▸ DIRECTIONS FOR THIS TASK:
State how many lines in the entries below contain "text". Write nothing but the number.

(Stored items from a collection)
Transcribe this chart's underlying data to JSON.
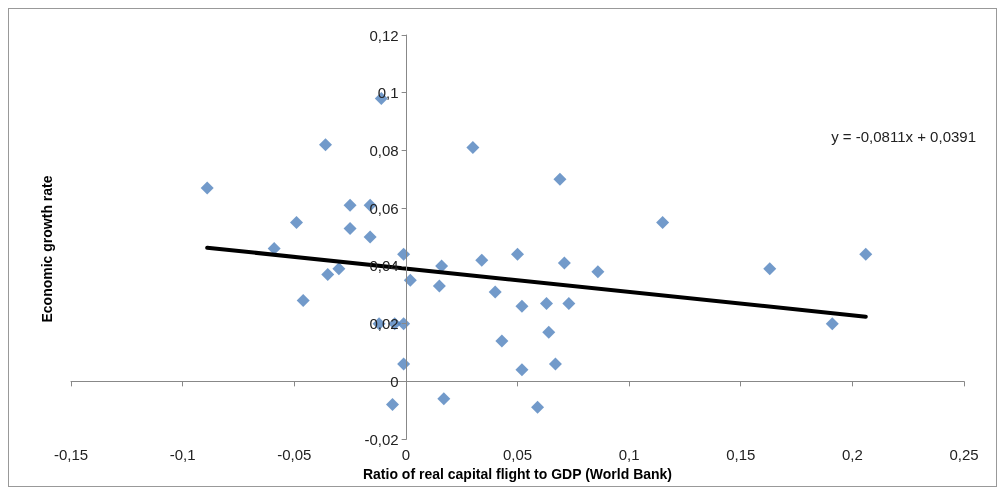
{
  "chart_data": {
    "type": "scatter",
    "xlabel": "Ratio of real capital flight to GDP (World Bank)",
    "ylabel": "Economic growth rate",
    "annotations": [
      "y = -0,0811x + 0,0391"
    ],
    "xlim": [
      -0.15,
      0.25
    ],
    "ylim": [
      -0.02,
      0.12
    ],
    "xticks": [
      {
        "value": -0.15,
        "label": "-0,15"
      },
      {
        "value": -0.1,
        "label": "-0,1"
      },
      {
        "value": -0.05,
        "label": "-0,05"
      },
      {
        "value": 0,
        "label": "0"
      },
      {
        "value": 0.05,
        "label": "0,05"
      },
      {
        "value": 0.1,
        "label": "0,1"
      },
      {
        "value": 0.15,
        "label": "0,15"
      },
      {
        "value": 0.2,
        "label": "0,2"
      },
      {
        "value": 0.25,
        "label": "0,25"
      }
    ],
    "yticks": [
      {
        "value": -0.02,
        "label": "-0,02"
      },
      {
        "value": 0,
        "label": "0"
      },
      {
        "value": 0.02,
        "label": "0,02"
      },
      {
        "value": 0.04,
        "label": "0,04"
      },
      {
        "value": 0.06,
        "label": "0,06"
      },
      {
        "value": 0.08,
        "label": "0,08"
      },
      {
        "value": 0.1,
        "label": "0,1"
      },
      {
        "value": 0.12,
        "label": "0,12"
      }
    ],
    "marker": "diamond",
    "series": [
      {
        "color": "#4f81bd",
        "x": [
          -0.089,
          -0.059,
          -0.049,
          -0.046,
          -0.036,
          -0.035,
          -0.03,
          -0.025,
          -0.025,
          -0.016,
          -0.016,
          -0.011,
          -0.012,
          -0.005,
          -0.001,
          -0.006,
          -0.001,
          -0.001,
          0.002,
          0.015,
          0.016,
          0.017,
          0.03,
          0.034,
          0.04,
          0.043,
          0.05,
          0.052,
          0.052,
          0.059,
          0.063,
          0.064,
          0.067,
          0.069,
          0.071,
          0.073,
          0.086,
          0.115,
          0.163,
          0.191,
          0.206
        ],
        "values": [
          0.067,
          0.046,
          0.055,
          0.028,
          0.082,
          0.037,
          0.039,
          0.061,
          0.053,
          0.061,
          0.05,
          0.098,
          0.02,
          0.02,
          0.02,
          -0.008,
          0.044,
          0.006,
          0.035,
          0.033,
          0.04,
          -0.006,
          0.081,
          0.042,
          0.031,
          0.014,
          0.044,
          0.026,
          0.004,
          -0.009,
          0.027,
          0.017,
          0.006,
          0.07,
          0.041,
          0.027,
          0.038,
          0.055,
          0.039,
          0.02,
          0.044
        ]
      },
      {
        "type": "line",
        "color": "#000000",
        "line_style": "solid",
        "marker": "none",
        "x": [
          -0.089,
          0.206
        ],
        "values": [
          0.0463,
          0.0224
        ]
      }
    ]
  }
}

---

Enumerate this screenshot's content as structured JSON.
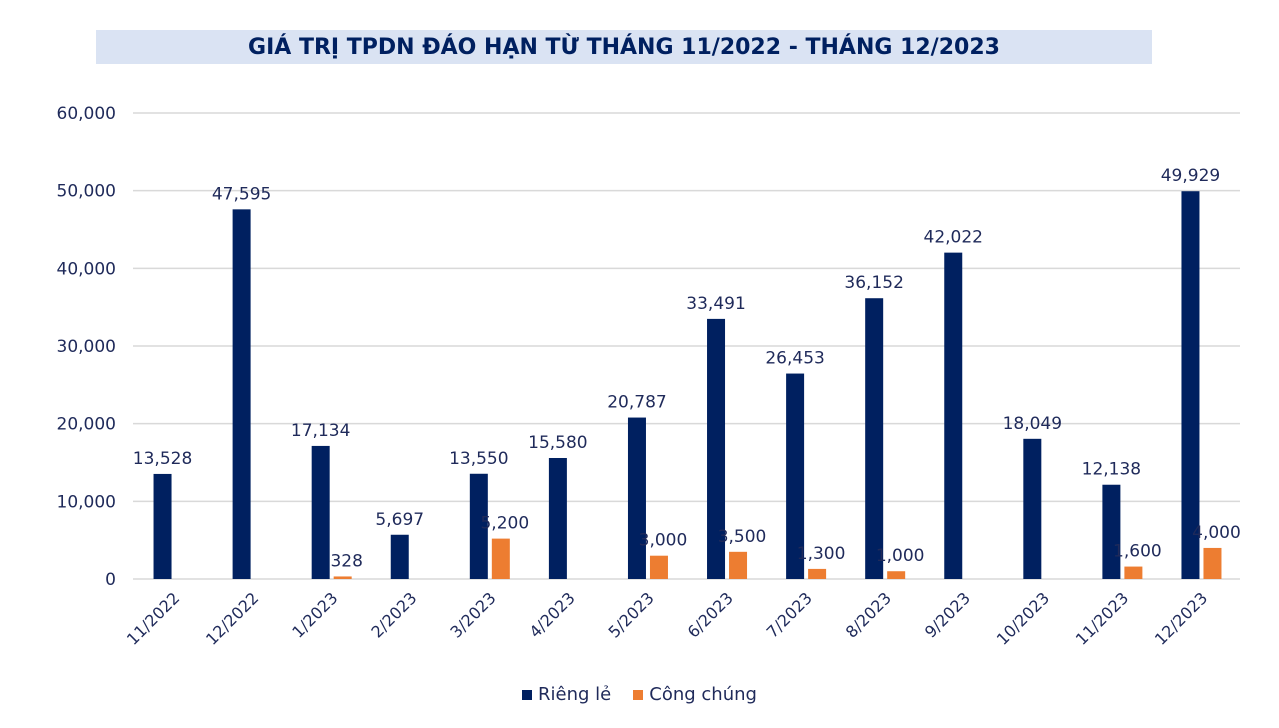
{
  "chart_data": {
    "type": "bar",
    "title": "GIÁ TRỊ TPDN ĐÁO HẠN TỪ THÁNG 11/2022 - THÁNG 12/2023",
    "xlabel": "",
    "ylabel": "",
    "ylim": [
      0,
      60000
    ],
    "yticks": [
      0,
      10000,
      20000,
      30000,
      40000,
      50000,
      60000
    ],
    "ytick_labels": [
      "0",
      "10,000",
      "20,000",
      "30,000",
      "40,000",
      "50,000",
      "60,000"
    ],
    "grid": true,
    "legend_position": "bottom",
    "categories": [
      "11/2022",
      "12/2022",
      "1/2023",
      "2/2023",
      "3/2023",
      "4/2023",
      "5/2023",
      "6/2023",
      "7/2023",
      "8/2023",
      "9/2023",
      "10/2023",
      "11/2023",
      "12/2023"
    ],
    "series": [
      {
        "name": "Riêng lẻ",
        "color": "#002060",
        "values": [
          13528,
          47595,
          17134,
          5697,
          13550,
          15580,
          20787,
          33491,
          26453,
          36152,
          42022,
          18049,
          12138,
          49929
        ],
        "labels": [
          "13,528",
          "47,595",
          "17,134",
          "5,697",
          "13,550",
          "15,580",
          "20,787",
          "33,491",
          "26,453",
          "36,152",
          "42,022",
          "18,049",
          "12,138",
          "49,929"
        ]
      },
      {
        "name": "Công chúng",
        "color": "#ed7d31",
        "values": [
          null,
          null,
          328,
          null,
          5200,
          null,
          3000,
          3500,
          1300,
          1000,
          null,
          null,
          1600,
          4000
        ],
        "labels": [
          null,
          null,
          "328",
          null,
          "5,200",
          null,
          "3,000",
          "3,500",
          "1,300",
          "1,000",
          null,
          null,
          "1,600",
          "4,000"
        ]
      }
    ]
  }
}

* * *

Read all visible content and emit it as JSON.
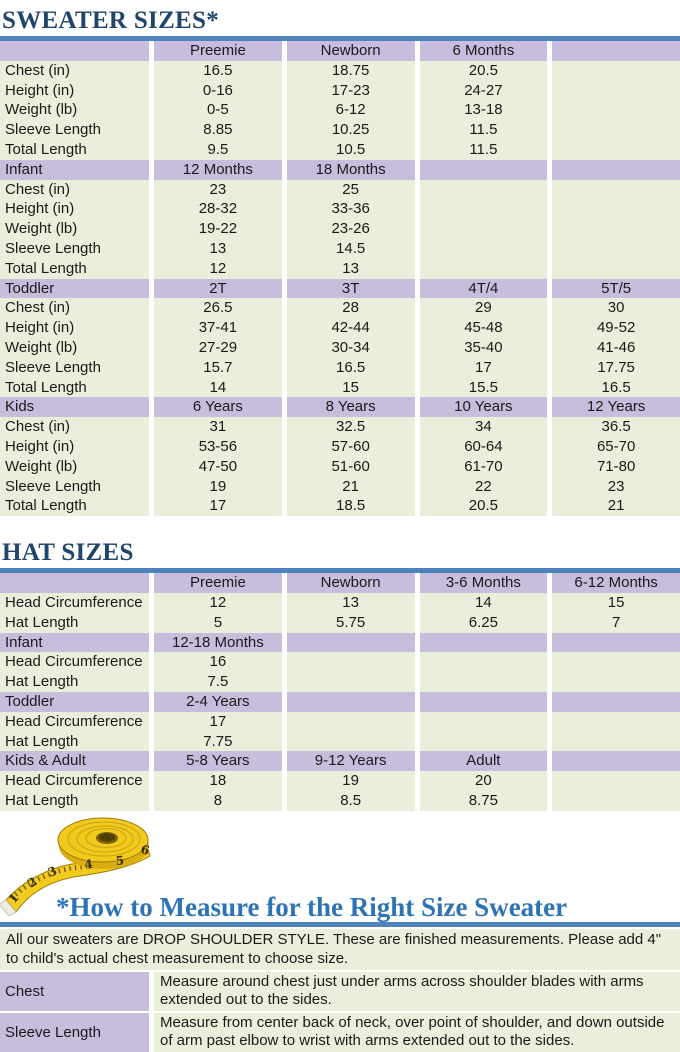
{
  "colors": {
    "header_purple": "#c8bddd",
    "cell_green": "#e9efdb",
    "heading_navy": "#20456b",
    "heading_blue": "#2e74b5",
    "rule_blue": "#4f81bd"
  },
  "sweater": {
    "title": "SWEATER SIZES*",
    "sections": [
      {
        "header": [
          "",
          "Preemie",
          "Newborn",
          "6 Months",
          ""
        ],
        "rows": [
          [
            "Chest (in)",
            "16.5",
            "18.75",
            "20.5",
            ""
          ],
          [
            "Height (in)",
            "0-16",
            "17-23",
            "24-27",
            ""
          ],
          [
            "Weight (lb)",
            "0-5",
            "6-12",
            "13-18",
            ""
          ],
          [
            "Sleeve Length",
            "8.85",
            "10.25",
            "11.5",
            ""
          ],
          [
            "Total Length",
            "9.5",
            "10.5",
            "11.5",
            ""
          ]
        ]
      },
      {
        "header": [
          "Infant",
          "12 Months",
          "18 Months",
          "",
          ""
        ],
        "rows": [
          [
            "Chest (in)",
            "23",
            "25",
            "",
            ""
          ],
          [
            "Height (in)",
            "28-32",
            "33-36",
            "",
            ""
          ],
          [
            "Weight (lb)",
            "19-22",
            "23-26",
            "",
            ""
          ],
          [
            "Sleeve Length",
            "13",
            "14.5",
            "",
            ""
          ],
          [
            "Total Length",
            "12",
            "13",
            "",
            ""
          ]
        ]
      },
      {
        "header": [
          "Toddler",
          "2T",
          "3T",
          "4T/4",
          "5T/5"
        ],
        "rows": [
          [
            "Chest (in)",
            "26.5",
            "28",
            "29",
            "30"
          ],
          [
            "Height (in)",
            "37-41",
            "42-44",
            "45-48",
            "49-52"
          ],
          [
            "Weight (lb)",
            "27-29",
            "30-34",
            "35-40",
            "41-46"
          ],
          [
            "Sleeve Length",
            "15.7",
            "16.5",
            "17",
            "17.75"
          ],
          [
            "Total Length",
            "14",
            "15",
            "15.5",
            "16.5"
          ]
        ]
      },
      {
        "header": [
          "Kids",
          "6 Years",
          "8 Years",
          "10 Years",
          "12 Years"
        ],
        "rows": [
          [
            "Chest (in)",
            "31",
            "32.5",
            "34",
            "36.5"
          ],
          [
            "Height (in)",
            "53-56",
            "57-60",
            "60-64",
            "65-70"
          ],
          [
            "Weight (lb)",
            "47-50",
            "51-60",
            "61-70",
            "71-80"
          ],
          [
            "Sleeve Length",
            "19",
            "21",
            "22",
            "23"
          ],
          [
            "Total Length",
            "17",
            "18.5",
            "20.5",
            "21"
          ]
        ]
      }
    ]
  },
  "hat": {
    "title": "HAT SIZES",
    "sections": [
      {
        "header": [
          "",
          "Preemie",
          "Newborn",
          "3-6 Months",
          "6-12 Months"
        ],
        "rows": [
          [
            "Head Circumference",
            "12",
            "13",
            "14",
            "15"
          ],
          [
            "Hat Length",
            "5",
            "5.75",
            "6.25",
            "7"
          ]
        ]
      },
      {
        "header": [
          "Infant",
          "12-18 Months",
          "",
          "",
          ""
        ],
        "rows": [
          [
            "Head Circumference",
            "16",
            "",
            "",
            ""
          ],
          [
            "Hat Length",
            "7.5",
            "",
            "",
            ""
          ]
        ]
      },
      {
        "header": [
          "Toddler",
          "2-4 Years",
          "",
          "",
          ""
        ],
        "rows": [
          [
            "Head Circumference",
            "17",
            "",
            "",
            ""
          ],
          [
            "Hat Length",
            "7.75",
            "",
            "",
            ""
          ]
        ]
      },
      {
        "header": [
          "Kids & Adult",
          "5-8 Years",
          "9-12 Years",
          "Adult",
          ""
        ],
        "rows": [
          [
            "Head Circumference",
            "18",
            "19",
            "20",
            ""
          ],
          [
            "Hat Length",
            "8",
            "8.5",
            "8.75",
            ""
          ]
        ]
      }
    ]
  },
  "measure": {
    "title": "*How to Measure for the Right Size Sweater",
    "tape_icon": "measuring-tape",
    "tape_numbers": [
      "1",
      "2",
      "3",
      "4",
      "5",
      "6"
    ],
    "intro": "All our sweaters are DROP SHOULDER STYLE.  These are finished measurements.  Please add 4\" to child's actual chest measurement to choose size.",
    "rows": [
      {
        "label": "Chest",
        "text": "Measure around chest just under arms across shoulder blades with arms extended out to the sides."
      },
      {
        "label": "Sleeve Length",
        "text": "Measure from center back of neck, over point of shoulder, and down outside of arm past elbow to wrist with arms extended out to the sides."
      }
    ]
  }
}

▸ SOLUTION FOR THIS EXERCISE:
2